--- begin ---
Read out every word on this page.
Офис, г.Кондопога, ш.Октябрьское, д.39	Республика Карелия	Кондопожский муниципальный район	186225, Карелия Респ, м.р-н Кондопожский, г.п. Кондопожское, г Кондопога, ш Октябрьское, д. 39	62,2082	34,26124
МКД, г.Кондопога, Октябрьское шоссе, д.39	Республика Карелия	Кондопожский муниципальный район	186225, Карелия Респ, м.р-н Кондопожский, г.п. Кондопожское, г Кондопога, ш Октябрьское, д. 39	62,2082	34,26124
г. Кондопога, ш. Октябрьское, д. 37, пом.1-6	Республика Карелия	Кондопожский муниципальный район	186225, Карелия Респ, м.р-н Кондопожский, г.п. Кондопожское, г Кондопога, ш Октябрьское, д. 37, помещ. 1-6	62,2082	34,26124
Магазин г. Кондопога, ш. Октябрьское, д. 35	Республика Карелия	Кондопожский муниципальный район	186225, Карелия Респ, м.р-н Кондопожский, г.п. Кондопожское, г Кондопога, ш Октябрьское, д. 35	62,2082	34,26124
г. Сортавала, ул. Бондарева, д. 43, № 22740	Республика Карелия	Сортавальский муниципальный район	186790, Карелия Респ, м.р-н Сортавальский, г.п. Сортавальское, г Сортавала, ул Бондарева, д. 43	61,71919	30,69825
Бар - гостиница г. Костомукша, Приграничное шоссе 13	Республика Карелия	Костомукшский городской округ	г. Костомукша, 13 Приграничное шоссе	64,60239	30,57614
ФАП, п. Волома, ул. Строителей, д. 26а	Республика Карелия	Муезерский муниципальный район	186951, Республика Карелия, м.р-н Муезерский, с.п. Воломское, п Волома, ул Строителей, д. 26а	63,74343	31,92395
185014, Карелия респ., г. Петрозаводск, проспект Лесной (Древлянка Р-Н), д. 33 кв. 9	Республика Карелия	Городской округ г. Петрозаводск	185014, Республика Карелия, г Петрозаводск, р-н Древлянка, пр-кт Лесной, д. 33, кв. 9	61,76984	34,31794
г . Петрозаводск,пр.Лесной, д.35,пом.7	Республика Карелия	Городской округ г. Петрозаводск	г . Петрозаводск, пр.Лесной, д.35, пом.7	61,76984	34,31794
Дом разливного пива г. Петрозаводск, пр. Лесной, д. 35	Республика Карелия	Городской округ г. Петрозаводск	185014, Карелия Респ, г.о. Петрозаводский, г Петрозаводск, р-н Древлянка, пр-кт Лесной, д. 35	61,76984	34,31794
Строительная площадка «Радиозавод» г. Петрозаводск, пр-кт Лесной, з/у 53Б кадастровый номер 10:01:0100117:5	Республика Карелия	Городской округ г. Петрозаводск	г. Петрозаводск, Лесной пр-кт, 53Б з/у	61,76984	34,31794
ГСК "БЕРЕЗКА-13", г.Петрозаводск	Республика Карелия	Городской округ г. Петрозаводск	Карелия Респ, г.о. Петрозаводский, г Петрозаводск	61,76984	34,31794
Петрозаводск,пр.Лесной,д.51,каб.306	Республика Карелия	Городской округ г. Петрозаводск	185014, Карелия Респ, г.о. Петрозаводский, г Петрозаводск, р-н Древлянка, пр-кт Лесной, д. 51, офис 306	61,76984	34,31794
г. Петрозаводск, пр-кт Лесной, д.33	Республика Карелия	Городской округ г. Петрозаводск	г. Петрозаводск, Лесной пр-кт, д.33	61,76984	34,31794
--- end ---
Reproduce the whole listing word for word.

Read out every word on this page.
Офис, г.Кондопога, ш.Октябрьское, д.39	Республика Карелия	Кондопожский муниципальный район	186225, Карелия Респ, м.р-н Кондопожский, г.п. Кондопожское, г Кондопога, ш Октябрьское, д. 39	62,2082	34,26124
МКД, г.Кондопога, Октябрьское шоссе, д.39	Республика Карелия	Кондопожский муниципальный район	186225, Карелия Респ, м.р-н Кондопожский, г.п. Кондопожское, г Кондопога, ш Октябрьское, д. 39	62,2082	34,26124
г. Кондопога, ш. Октябрьское, д. 37, пом.1-6	Республика Карелия	Кондопожский муниципальный район	186225, Карелия Респ, м.р-н Кондопожский, г.п. Кондопожское, г Кондопога, ш Октябрьское, д. 37, помещ. 1-6	62,2082	34,26124
Магазин г. Кондопога, ш. Октябрьское, д. 35	Республика Карелия	Кондопожский муниципальный район	186225, Карелия Респ, м.р-н Кондопожский, г.п. Кондопожское, г Кондопога, ш Октябрьское, д. 35	62,2082	34,26124
г. Сортавала, ул. Бондарева, д. 43, № 22740	Республика Карелия	Сортавальский муниципальный район	186790, Карелия Респ, м.р-н Сортавальский, г.п. Сортавальское, г Сортавала, ул Бондарева, д. 43	61,71919	30,69825
Бар - гостиница г. Костомукша, Приграничное шоссе 13	Республика Карелия	Костомукшский городской округ	г. Костомукша, 13 Приграничное шоссе	64,60239	30,57614
ФАП, п. Волома, ул. Строителей, д. 26а	Республика Карелия	Муезерский муниципальный район	186951, Республика Карелия, м.р-н Муезерский, с.п. Воломское, п Волома, ул Строителей, д. 26а	63,74343	31,92395
185014, Карелия респ., г. Петрозаводск, проспект Лесной (Древлянка Р-Н), д. 33 кв. 9	Республика Карелия	Городской округ г. Петрозаводск	185014, Республика Карелия, г Петрозаводск, р-н Древлянка, пр-кт Лесной, д. 33, кв. 9	61,76984	34,31794
г . Петрозаводск,пр.Лесной, д.35,пом.7	Республика Карелия	Городской округ г. Петрозаводск	г . Петрозаводск, пр.Лесной, д.35, пом.7	61,76984	34,31794
Дом разливного пива г. Петрозаводск, пр. Лесной, д. 35	Республика Карелия	Городской округ г. Петрозаводск	185014, Карелия Респ, г.о. Петрозаводский, г Петрозаводск, р-н Древлянка, пр-кт Лесной, д. 35	61,76984	34,31794
Строительная площадка «Радиозавод» г. Петрозаводск, пр-кт Лесной, з/у 53Б кадастровый номер 10:01:0100117:5	Республика Карелия	Городской округ г. Петрозаводск	г. Петрозаводск, Лесной пр-кт, 53Б з/у	61,76984	34,31794
ГСК "БЕРЕЗКА-13", г.Петрозаводск	Республика Карелия	Городской округ г. Петрозаводск	Карелия Респ, г.о. Петрозаводский, г Петрозаводск	61,76984	34,31794
Петрозаводск,пр.Лесной,д.51,каб.306	Республика Карелия	Городской округ г. Петрозаводск	185014, Карелия Респ, г.о. Петрозаводский, г Петрозаводск, р-н Древлянка, пр-кт Лесной, д. 51, офис 306	61,76984	34,31794
г. Петрозаводск, пр-кт Лесной, д.33	Республика Карелия	Городской округ г. Петрозаводск	г. Петрозаводск, Лесной пр-кт, д.33	61,76984	34,31794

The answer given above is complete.